— START OF DATA ENTRIES —

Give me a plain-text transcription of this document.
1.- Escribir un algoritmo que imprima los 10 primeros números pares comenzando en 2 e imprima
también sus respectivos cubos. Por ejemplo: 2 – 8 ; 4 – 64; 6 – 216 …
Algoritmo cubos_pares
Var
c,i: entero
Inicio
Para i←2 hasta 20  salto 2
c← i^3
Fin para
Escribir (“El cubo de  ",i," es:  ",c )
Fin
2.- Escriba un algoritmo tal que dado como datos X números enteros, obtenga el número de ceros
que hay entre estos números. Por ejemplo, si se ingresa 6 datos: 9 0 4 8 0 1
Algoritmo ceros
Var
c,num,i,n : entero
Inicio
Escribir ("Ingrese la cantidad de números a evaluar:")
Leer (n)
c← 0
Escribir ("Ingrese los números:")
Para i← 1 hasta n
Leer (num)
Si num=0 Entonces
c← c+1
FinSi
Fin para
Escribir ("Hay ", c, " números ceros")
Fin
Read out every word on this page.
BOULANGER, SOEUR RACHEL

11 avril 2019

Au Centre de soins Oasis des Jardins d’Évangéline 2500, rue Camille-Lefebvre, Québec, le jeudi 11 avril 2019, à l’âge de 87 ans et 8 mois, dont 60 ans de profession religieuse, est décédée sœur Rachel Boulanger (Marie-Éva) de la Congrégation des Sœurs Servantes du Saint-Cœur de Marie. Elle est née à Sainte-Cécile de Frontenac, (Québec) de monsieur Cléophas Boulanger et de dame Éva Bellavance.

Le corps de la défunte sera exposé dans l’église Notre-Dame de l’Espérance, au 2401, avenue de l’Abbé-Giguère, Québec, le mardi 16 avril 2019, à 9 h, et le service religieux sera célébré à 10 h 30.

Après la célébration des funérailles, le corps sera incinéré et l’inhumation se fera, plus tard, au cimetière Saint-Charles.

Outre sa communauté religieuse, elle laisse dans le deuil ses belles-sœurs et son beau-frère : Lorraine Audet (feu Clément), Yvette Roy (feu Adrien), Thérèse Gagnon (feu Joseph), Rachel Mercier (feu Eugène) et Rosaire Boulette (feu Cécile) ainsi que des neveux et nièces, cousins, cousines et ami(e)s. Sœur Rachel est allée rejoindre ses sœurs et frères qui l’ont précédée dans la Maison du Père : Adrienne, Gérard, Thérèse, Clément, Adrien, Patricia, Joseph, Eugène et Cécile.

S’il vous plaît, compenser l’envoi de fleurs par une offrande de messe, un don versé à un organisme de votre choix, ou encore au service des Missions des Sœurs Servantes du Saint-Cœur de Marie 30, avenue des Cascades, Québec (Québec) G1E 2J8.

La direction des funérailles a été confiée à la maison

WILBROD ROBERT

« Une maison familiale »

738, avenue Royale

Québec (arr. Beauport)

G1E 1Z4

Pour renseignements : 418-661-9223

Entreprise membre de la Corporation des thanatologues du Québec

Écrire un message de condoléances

— END OF DATA ENTRIES —

◆ DIRECTIONS ◆
From the listing above, reproduce all the lines exactly.

◆ SOLUTION FOR THIS EXERCISE ◆
Give me a plain-text transcription of this document.
1.- Escribir un algoritmo que imprima los 10 primeros números pares comenzando en 2 e imprima
también sus respectivos cubos. Por ejemplo: 2 – 8 ; 4 – 64; 6 – 216 …
Algoritmo cubos_pares
Var
c,i: entero
Inicio
Para i←2 hasta 20  salto 2
c← i^3
Fin para
Escribir (“El cubo de  ",i," es:  ",c )
Fin
2.- Escriba un algoritmo tal que dado como datos X números enteros, obtenga el número de ceros
que hay entre estos números. Por ejemplo, si se ingresa 6 datos: 9 0 4 8 0 1
Algoritmo ceros
Var
c,num,i,n : entero
Inicio
Escribir ("Ingrese la cantidad de números a evaluar:")
Leer (n)
c← 0
Escribir ("Ingrese los números:")
Para i← 1 hasta n
Leer (num)
Si num=0 Entonces
c← c+1
FinSi
Fin para
Escribir ("Hay ", c, " números ceros")
Fin
Read out every word on this page.
BOULANGER, SOEUR RACHEL

11 avril 2019

Au Centre de soins Oasis des Jardins d’Évangéline 2500, rue Camille-Lefebvre, Québec, le jeudi 11 avril 2019, à l’âge de 87 ans et 8 mois, dont 60 ans de profession religieuse, est décédée sœur Rachel Boulanger (Marie-Éva) de la Congrégation des Sœurs Servantes du Saint-Cœur de Marie. Elle est née à Sainte-Cécile de Frontenac, (Québec) de monsieur Cléophas Boulanger et de dame Éva Bellavance.

Le corps de la défunte sera exposé dans l’église Notre-Dame de l’Espérance, au 2401, avenue de l’Abbé-Giguère, Québec, le mardi 16 avril 2019, à 9 h, et le service religieux sera célébré à 10 h 30.

Après la célébration des funérailles, le corps sera incinéré et l’inhumation se fera, plus tard, au cimetière Saint-Charles.

Outre sa communauté religieuse, elle laisse dans le deuil ses belles-sœurs et son beau-frère : Lorraine Audet (feu Clément), Yvette Roy (feu Adrien), Thérèse Gagnon (feu Joseph), Rachel Mercier (feu Eugène) et Rosaire Boulette (feu Cécile) ainsi que des neveux et nièces, cousins, cousines et ami(e)s. Sœur Rachel est allée rejoindre ses sœurs et frères qui l’ont précédée dans la Maison du Père : Adrienne, Gérard, Thérèse, Clément, Adrien, Patricia, Joseph, Eugène et Cécile.

S’il vous plaît, compenser l’envoi de fleurs par une offrande de messe, un don versé à un organisme de votre choix, ou encore au service des Missions des Sœurs Servantes du Saint-Cœur de Marie 30, avenue des Cascades, Québec (Québec) G1E 2J8.

La direction des funérailles a été confiée à la maison

WILBROD ROBERT

« Une maison familiale »

738, avenue Royale

Québec (arr. Beauport)

G1E 1Z4

Pour renseignements : 418-661-9223

Entreprise membre de la Corporation des thanatologues du Québec

Écrire un message de condoléances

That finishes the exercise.